WHAT YOU ARE ASKED TO DO: Copy everything from the start of the items down to the line containing "svg-text:PISTACHIOS: PISTACHIOS xyxy=(113,506,198,522)", changing "bbox" to "bounding box" and leaving everything else as it is. Omit the pictures from your answer.
(begin)
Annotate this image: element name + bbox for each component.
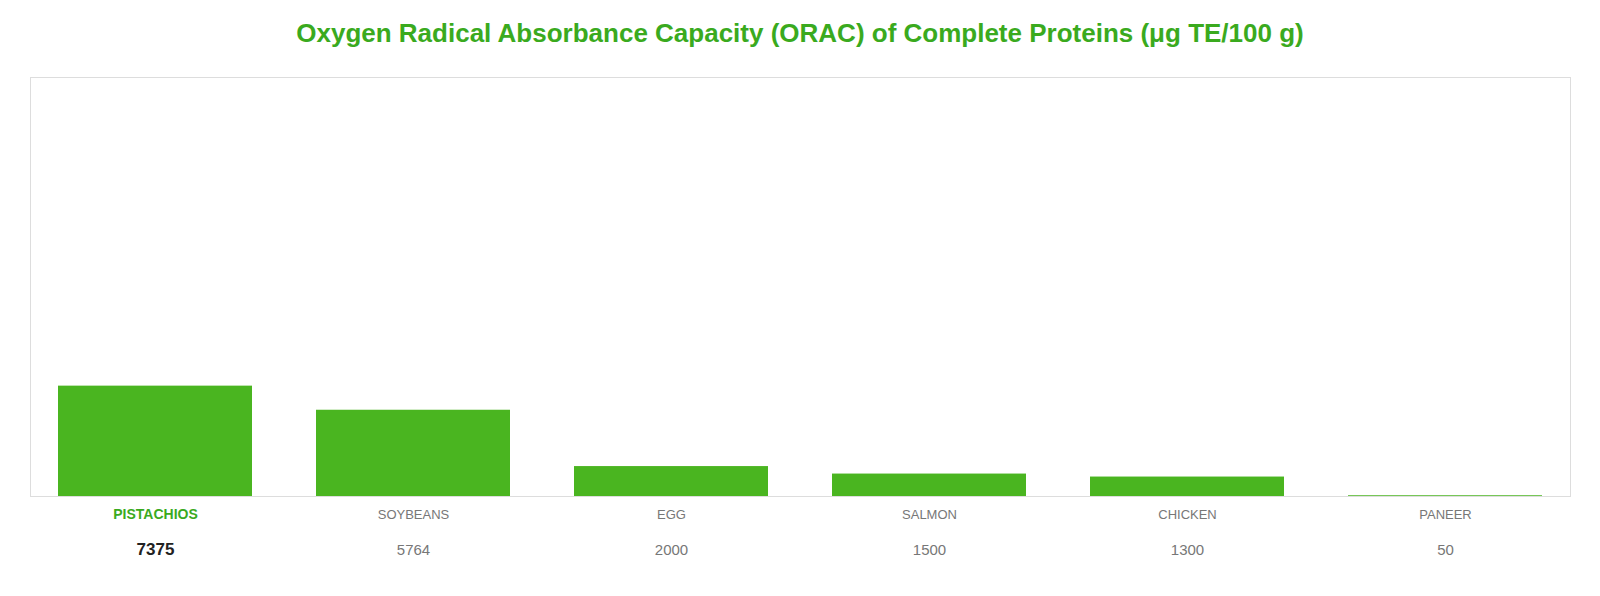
html-text:Oxygen Radical Absorbance Capa: Oxygen Radical Absorbance Capacity (ORAC… xyxy=(296,18,1304,48)
svg-text:1500: 1500 xyxy=(913,541,946,558)
svg-text:2000: 2000 xyxy=(655,541,688,558)
svg-text:1300: 1300 xyxy=(1171,541,1204,558)
svg-text:50: 50 xyxy=(1437,541,1454,558)
svg-text:PISTACHIOS: PISTACHIOS xyxy=(113,506,198,522)
svg-text:5764: 5764 xyxy=(397,541,430,558)
svg-text:PANEER: PANEER xyxy=(1419,507,1472,522)
svg-text:CHICKEN: CHICKEN xyxy=(1158,507,1217,522)
svg-text:SALMON: SALMON xyxy=(902,507,957,522)
svg-text:SOYBEANS: SOYBEANS xyxy=(378,507,450,522)
svg-text:7375: 7375 xyxy=(137,540,175,559)
svg-text:EGG: EGG xyxy=(657,507,686,522)
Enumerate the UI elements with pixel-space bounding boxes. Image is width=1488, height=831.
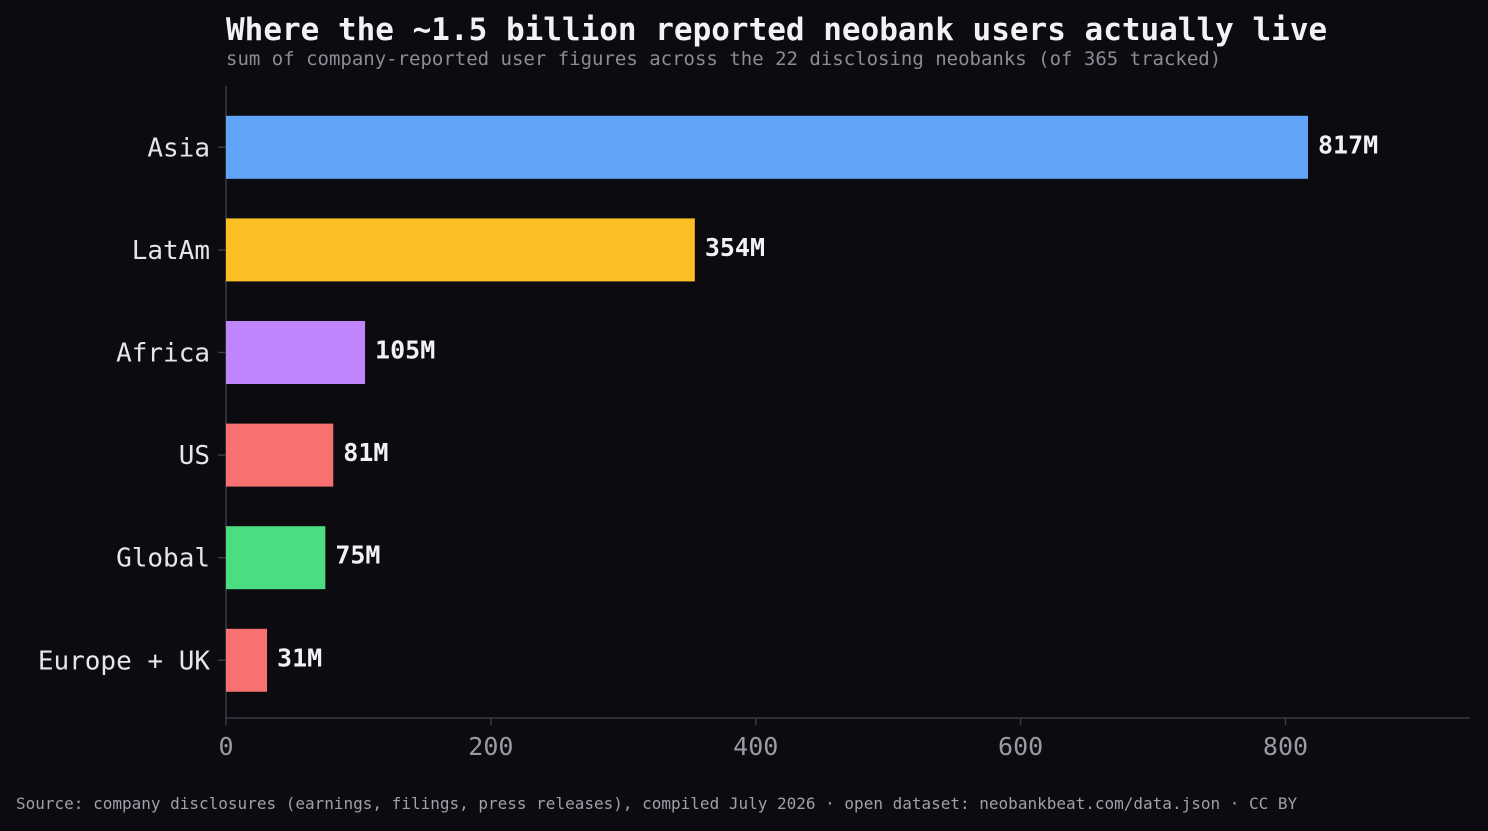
(end)
SOLUTION TO THIS EXERCISE:
Annotate this image: element name + bounding box for each component.
html-text:Oxygen Radical Absorbance Capa: Oxygen Radical Absorbance Capacity (ORAC… xyxy=(296,18,1304,48)
svg-text:1500: 1500 xyxy=(913,541,946,558)
svg-text:2000: 2000 xyxy=(655,541,688,558)
svg-text:1300: 1300 xyxy=(1171,541,1204,558)
svg-text:50: 50 xyxy=(1437,541,1454,558)
svg-text:PISTACHIOS: PISTACHIOS xyxy=(113,506,198,522)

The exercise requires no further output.